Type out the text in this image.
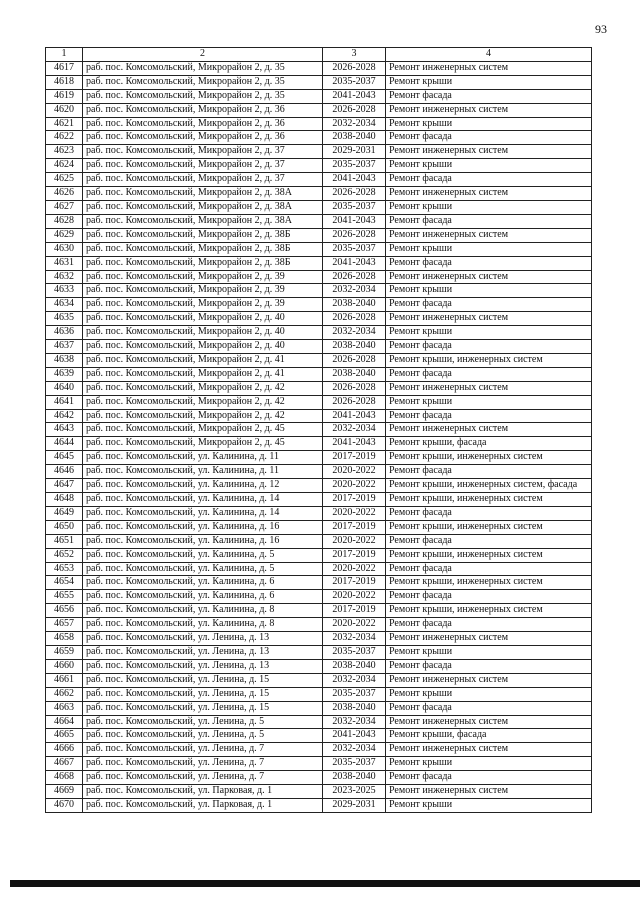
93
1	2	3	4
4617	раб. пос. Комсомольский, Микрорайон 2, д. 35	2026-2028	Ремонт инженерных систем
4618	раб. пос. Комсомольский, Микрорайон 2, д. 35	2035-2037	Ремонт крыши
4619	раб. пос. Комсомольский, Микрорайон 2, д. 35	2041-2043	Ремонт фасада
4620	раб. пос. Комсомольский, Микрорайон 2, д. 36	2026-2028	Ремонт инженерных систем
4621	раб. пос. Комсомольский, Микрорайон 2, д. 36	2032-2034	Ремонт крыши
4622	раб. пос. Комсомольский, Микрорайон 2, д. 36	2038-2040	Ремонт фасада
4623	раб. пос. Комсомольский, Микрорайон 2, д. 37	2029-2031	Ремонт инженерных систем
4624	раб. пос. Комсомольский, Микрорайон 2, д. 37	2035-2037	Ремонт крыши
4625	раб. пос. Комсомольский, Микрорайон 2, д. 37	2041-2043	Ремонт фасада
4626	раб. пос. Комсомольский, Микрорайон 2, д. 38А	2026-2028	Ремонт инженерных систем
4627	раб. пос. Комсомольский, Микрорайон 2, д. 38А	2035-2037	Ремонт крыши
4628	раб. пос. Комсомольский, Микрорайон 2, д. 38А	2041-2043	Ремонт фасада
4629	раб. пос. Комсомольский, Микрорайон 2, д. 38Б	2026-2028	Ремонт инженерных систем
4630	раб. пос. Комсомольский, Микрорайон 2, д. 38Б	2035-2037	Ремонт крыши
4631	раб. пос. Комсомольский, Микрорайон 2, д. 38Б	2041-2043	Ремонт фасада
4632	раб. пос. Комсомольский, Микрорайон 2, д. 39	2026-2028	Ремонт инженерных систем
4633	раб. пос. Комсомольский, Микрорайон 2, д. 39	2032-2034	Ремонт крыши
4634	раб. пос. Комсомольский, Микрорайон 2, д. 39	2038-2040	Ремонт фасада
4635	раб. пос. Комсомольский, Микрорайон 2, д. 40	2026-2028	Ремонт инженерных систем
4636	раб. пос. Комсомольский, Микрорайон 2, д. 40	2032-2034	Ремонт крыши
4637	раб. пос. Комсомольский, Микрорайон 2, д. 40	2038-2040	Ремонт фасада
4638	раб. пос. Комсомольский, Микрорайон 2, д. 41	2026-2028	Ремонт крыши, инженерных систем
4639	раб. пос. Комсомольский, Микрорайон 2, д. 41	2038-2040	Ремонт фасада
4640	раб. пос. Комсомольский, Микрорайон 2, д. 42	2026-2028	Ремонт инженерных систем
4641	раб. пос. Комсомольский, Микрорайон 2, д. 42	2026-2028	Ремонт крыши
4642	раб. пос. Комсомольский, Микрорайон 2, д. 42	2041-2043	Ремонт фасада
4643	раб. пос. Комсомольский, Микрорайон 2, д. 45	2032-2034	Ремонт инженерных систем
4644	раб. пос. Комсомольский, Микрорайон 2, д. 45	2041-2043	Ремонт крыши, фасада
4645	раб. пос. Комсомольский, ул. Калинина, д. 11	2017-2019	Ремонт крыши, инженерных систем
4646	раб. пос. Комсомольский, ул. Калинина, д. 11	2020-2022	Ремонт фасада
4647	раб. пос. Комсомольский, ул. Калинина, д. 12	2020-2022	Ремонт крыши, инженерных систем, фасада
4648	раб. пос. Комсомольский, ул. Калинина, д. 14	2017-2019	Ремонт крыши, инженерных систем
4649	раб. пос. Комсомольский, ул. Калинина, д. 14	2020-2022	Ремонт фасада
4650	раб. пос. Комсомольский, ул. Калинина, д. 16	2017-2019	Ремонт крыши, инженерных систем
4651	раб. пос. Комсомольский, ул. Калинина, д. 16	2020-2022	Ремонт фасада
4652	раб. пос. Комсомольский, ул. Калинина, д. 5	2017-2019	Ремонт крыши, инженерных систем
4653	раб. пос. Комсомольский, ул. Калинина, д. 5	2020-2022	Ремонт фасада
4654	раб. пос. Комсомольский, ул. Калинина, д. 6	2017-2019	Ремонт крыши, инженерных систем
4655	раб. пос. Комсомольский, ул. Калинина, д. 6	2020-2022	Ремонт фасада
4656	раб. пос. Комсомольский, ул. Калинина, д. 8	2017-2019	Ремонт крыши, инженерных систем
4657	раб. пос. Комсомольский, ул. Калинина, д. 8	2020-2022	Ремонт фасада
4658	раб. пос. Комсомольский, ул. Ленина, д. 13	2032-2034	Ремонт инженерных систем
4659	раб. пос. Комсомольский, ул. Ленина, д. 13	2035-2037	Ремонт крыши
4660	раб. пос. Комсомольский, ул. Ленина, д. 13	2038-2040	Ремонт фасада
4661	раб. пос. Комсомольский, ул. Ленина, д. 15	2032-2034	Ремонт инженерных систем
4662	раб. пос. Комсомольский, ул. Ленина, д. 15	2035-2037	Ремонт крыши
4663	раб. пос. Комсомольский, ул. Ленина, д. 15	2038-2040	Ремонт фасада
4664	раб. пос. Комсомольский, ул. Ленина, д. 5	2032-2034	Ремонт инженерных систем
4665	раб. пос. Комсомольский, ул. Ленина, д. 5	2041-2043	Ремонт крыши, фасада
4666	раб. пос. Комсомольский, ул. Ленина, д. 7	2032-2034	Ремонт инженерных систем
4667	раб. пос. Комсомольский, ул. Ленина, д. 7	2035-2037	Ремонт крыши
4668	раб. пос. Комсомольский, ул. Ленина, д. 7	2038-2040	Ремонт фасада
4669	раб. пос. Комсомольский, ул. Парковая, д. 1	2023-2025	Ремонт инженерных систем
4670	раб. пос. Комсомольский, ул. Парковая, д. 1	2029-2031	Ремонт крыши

▶ [Problem requirements]: The data above needs to be retyped exactly, with the images left out.

▶ [Written response]:
Type out the text in this image.
93
1	2	3	4
4617	раб. пос. Комсомольский, Микрорайон 2, д. 35	2026-2028	Ремонт инженерных систем
4618	раб. пос. Комсомольский, Микрорайон 2, д. 35	2035-2037	Ремонт крыши
4619	раб. пос. Комсомольский, Микрорайон 2, д. 35	2041-2043	Ремонт фасада
4620	раб. пос. Комсомольский, Микрорайон 2, д. 36	2026-2028	Ремонт инженерных систем
4621	раб. пос. Комсомольский, Микрорайон 2, д. 36	2032-2034	Ремонт крыши
4622	раб. пос. Комсомольский, Микрорайон 2, д. 36	2038-2040	Ремонт фасада
4623	раб. пос. Комсомольский, Микрорайон 2, д. 37	2029-2031	Ремонт инженерных систем
4624	раб. пос. Комсомольский, Микрорайон 2, д. 37	2035-2037	Ремонт крыши
4625	раб. пос. Комсомольский, Микрорайон 2, д. 37	2041-2043	Ремонт фасада
4626	раб. пос. Комсомольский, Микрорайон 2, д. 38А	2026-2028	Ремонт инженерных систем
4627	раб. пос. Комсомольский, Микрорайон 2, д. 38А	2035-2037	Ремонт крыши
4628	раб. пос. Комсомольский, Микрорайон 2, д. 38А	2041-2043	Ремонт фасада
4629	раб. пос. Комсомольский, Микрорайон 2, д. 38Б	2026-2028	Ремонт инженерных систем
4630	раб. пос. Комсомольский, Микрорайон 2, д. 38Б	2035-2037	Ремонт крыши
4631	раб. пос. Комсомольский, Микрорайон 2, д. 38Б	2041-2043	Ремонт фасада
4632	раб. пос. Комсомольский, Микрорайон 2, д. 39	2026-2028	Ремонт инженерных систем
4633	раб. пос. Комсомольский, Микрорайон 2, д. 39	2032-2034	Ремонт крыши
4634	раб. пос. Комсомольский, Микрорайон 2, д. 39	2038-2040	Ремонт фасада
4635	раб. пос. Комсомольский, Микрорайон 2, д. 40	2026-2028	Ремонт инженерных систем
4636	раб. пос. Комсомольский, Микрорайон 2, д. 40	2032-2034	Ремонт крыши
4637	раб. пос. Комсомольский, Микрорайон 2, д. 40	2038-2040	Ремонт фасада
4638	раб. пос. Комсомольский, Микрорайон 2, д. 41	2026-2028	Ремонт крыши, инженерных систем
4639	раб. пос. Комсомольский, Микрорайон 2, д. 41	2038-2040	Ремонт фасада
4640	раб. пос. Комсомольский, Микрорайон 2, д. 42	2026-2028	Ремонт инженерных систем
4641	раб. пос. Комсомольский, Микрорайон 2, д. 42	2026-2028	Ремонт крыши
4642	раб. пос. Комсомольский, Микрорайон 2, д. 42	2041-2043	Ремонт фасада
4643	раб. пос. Комсомольский, Микрорайон 2, д. 45	2032-2034	Ремонт инженерных систем
4644	раб. пос. Комсомольский, Микрорайон 2, д. 45	2041-2043	Ремонт крыши, фасада
4645	раб. пос. Комсомольский, ул. Калинина, д. 11	2017-2019	Ремонт крыши, инженерных систем
4646	раб. пос. Комсомольский, ул. Калинина, д. 11	2020-2022	Ремонт фасада
4647	раб. пос. Комсомольский, ул. Калинина, д. 12	2020-2022	Ремонт крыши, инженерных систем, фасада
4648	раб. пос. Комсомольский, ул. Калинина, д. 14	2017-2019	Ремонт крыши, инженерных систем
4649	раб. пос. Комсомольский, ул. Калинина, д. 14	2020-2022	Ремонт фасада
4650	раб. пос. Комсомольский, ул. Калинина, д. 16	2017-2019	Ремонт крыши, инженерных систем
4651	раб. пос. Комсомольский, ул. Калинина, д. 16	2020-2022	Ремонт фасада
4652	раб. пос. Комсомольский, ул. Калинина, д. 5	2017-2019	Ремонт крыши, инженерных систем
4653	раб. пос. Комсомольский, ул. Калинина, д. 5	2020-2022	Ремонт фасада
4654	раб. пос. Комсомольский, ул. Калинина, д. 6	2017-2019	Ремонт крыши, инженерных систем
4655	раб. пос. Комсомольский, ул. Калинина, д. 6	2020-2022	Ремонт фасада
4656	раб. пос. Комсомольский, ул. Калинина, д. 8	2017-2019	Ремонт крыши, инженерных систем
4657	раб. пос. Комсомольский, ул. Калинина, д. 8	2020-2022	Ремонт фасада
4658	раб. пос. Комсомольский, ул. Ленина, д. 13	2032-2034	Ремонт инженерных систем
4659	раб. пос. Комсомольский, ул. Ленина, д. 13	2035-2037	Ремонт крыши
4660	раб. пос. Комсомольский, ул. Ленина, д. 13	2038-2040	Ремонт фасада
4661	раб. пос. Комсомольский, ул. Ленина, д. 15	2032-2034	Ремонт инженерных систем
4662	раб. пос. Комсомольский, ул. Ленина, д. 15	2035-2037	Ремонт крыши
4663	раб. пос. Комсомольский, ул. Ленина, д. 15	2038-2040	Ремонт фасада
4664	раб. пос. Комсомольский, ул. Ленина, д. 5	2032-2034	Ремонт инженерных систем
4665	раб. пос. Комсомольский, ул. Ленина, д. 5	2041-2043	Ремонт крыши, фасада
4666	раб. пос. Комсомольский, ул. Ленина, д. 7	2032-2034	Ремонт инженерных систем
4667	раб. пос. Комсомольский, ул. Ленина, д. 7	2035-2037	Ремонт крыши
4668	раб. пос. Комсомольский, ул. Ленина, д. 7	2038-2040	Ремонт фасада
4669	раб. пос. Комсомольский, ул. Парковая, д. 1	2023-2025	Ремонт инженерных систем
4670	раб. пос. Комсомольский, ул. Парковая, д. 1	2029-2031	Ремонт крыши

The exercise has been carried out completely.